PASSAGE SHOWN:
US20070138472A1

US20070138472A1 - Method for fabricating TFT array substrate

Info

Publication number: US20070138472A1
Application number: US11/642,042
Authority: US
Inventors: Tzu-Min Yan; Chien-Ting Lai
Original assignee: Innolux Display Corp
Current assignee: Innolux Corp
Priority date: 2005-12-16
Filing date: 2006-12-18
Publication date: 2007-06-21
Also published as: TWI285433B; US7611929B2; TW200725891A

Abstract

An exemplary method for fabricating a thin film transistor (TFT) array substrate includes: providing an insulating substrate; forming a plurality of gate electrodes and a plurality of reflective patterns on the insulating substrate using a first photo-mask process; forming a gate insulating layer, an amorphous silicon layer, a doped amorphous silicon layer, and a source/drain metal layer on the insulating substrate having the gate electrodes and the reflective patterns; forming a plurality of source electrodes and a plurality of drain electrodes on the doped amorphous silicon layer; depositing a passivation layer on the source electrodes, the drain electrodes and the gate insulating layer; and forming a pixel electrode on the passivation layer.

Description

FIELD OF THE INVENTION

The present invention relates to methods of fabricating thin film transistor (TFT) array substrates used in liquid crystal displays (LCDs).

WORK TO BE COMPLETED:
Answer these questions about the patent page:
(a) What filing date does the patent page list?
(b) According to the abstract, which photo-mask process forms the gate electrodes and reflective patterns?
(c) In what kind of displays are the TFT array substrates used, according to the field of the invention?

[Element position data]
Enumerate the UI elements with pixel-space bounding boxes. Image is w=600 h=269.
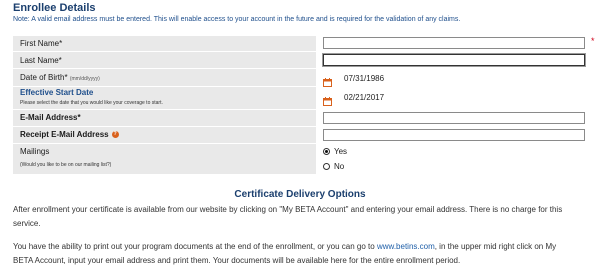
- dob-label-text: Date of Birth*: [20, 73, 68, 82]
- radio-no-label[interactable]: No: [334, 162, 344, 171]
- start-date-value[interactable]: 02/21/2017: [344, 93, 384, 102]
- start-date-row: Effective Start Date Please select the d…: [13, 87, 588, 109]
- radio-no[interactable]: [323, 163, 330, 170]
- start-date-label: Effective Start Date: [20, 88, 94, 97]
- certificate-delivery-heading: Certificate Delivery Options: [234, 189, 366, 200]
- receipt-email-label: Receipt E-Mail Address: [20, 130, 109, 139]
- calendar-icon[interactable]: [323, 93, 332, 106]
- email-input[interactable]: [323, 112, 585, 124]
- label-cell: Mailings (Would you like to be on our ma…: [13, 144, 316, 174]
- dob-label: Date of Birth* (mm/dd/yyyy): [20, 73, 100, 82]
- label-cell: E-Mail Address*: [13, 110, 316, 126]
- paragraph1-line1: After enrollment your certificate is ava…: [13, 205, 563, 214]
- enrollee-details-heading: Enrollee Details: [13, 2, 96, 14]
- label-cell: First Name*: [13, 36, 316, 51]
- start-date-picker[interactable]: 02/21/2017: [323, 91, 384, 106]
- label-cell: Date of Birth* (mm/dd/yyyy): [13, 69, 316, 86]
- first-name-label: First Name*: [20, 39, 63, 48]
- mailings-label: Mailings: [20, 147, 50, 156]
- last-name-row: Last Name*: [13, 52, 588, 68]
- radio-yes-label[interactable]: Yes: [334, 147, 347, 156]
- label-cell: Last Name*: [13, 52, 316, 68]
- certificate-paragraph-2: You have the ability to print out your p…: [13, 240, 598, 268]
- mailings-option-no[interactable]: No: [323, 162, 344, 171]
- email-label: E-Mail Address*: [20, 113, 81, 122]
- radio-yes[interactable]: [323, 148, 330, 155]
- label-cell: Effective Start Date Please select the d…: [13, 87, 316, 109]
- dob-value[interactable]: 07/31/1986: [344, 74, 384, 83]
- dob-date-picker[interactable]: 07/31/1986: [323, 72, 384, 87]
- last-name-label: Last Name*: [20, 56, 62, 65]
- dob-format-hint: (mm/dd/yyyy): [69, 76, 100, 82]
- receipt-email-label-wrap: Receipt E-Mail Address?: [20, 130, 119, 139]
- paragraph2-mid: , in the upper mid right click on My: [434, 242, 557, 251]
- paragraph2-line2: BETA Account, input your email address a…: [13, 256, 461, 265]
- start-date-help: Please select the date that you would li…: [20, 100, 163, 106]
- last-name-input[interactable]: [323, 54, 585, 66]
- dob-row: Date of Birth* (mm/dd/yyyy) 07/31/1986: [13, 69, 588, 87]
- calendar-icon[interactable]: [323, 74, 332, 87]
- email-row: E-Mail Address*: [13, 110, 588, 126]
- receipt-email-row: Receipt E-Mail Address?: [13, 127, 588, 143]
- paragraph2-start: You have the ability to print out your p…: [13, 242, 377, 251]
- help-icon[interactable]: ?: [111, 131, 119, 139]
- email-note: Note: A valid email address must be ente…: [13, 16, 461, 23]
- required-marker: *: [591, 36, 595, 46]
- paragraph1-line2: service.: [13, 219, 41, 228]
- betins-link[interactable]: www.betins.com: [377, 242, 435, 251]
- first-name-row: First Name* *: [13, 36, 595, 51]
- mailings-row: Mailings (Would you like to be on our ma…: [13, 144, 588, 174]
- mailings-option-yes[interactable]: Yes: [323, 147, 347, 156]
- first-name-input[interactable]: [323, 37, 585, 49]
- certificate-paragraph-1: After enrollment your certificate is ava…: [13, 203, 598, 231]
- mailings-help: (Would you like to be on our mailing lis…: [20, 162, 112, 168]
- receipt-email-input[interactable]: [323, 129, 585, 141]
- label-cell: Receipt E-Mail Address?: [13, 127, 316, 143]
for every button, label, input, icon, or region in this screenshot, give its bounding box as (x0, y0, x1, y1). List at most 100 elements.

COMPLETE ANSWER:
(a) 2006-12-18
(b) The first photo-mask process
(c) Liquid crystal displays (LCDs)